======== Data ========

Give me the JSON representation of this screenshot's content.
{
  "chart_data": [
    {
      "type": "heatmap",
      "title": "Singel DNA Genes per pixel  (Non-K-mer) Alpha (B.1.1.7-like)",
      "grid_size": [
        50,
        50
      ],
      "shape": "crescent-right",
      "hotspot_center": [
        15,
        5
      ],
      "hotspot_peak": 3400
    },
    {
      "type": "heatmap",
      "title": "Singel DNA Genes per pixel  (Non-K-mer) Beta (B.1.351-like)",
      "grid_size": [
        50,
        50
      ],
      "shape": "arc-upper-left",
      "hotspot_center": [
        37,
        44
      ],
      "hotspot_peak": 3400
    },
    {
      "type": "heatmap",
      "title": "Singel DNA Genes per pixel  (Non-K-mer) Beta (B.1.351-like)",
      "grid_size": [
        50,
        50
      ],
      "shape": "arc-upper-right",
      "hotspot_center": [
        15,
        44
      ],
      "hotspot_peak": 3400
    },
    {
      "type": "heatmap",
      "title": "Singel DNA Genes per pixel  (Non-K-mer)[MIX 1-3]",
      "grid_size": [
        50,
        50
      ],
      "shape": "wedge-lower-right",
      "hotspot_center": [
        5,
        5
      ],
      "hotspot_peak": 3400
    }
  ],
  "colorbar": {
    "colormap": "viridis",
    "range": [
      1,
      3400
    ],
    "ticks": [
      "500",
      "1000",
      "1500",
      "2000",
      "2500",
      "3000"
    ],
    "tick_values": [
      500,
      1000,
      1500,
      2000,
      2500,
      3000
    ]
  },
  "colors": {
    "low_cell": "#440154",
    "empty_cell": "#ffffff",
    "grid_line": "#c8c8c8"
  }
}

========

## Directions for this task
Give the data back in full, matching it character for character.

## Exercise response
Give me the JSON representation of this screenshot's content.
{
  "chart_data": [
    {
      "type": "heatmap",
      "title": "Singel DNA Genes per pixel  (Non-K-mer) Alpha (B.1.1.7-like)",
      "grid_size": [
        50,
        50
      ],
      "shape": "crescent-right",
      "hotspot_center": [
        15,
        5
      ],
      "hotspot_peak": 3400
    },
    {
      "type": "heatmap",
      "title": "Singel DNA Genes per pixel  (Non-K-mer) Beta (B.1.351-like)",
      "grid_size": [
        50,
        50
      ],
      "shape": "arc-upper-left",
      "hotspot_center": [
        37,
        44
      ],
      "hotspot_peak": 3400
    },
    {
      "type": "heatmap",
      "title": "Singel DNA Genes per pixel  (Non-K-mer) Beta (B.1.351-like)",
      "grid_size": [
        50,
        50
      ],
      "shape": "arc-upper-right",
      "hotspot_center": [
        15,
        44
      ],
      "hotspot_peak": 3400
    },
    {
      "type": "heatmap",
      "title": "Singel DNA Genes per pixel  (Non-K-mer)[MIX 1-3]",
      "grid_size": [
        50,
        50
      ],
      "shape": "wedge-lower-right",
      "hotspot_center": [
        5,
        5
      ],
      "hotspot_peak": 3400
    }
  ],
  "colorbar": {
    "colormap": "viridis",
    "range": [
      1,
      3400
    ],
    "ticks": [
      "500",
      "1000",
      "1500",
      "2000",
      "2500",
      "3000"
    ],
    "tick_values": [
      500,
      1000,
      1500,
      2000,
      2500,
      3000
    ]
  },
  "colors": {
    "low_cell": "#440154",
    "empty_cell": "#ffffff",
    "grid_line": "#c8c8c8"
  }
}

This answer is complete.